Look for the string "Exposure" and copy every line that has it.

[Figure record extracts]
----------------------------------------
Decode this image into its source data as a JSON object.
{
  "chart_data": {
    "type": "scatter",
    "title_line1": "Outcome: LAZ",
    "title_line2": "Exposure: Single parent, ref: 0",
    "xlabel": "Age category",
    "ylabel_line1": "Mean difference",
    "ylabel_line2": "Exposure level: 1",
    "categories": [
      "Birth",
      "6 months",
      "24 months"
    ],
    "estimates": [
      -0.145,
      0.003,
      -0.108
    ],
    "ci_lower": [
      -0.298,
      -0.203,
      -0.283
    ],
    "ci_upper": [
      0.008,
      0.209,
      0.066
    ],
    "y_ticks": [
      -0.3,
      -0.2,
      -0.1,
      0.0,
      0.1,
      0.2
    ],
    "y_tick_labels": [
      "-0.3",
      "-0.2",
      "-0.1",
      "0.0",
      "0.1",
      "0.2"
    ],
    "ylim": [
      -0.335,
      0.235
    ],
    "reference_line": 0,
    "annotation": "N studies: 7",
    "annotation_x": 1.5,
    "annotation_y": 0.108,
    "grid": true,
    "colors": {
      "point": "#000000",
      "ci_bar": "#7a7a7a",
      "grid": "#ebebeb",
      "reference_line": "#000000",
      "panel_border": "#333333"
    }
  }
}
----------------------------------------
• [Exercise answer]:
    "title_line2": "Exposure: Single parent, ref: 0",
    "ylabel_line2": "Exposure level: 1",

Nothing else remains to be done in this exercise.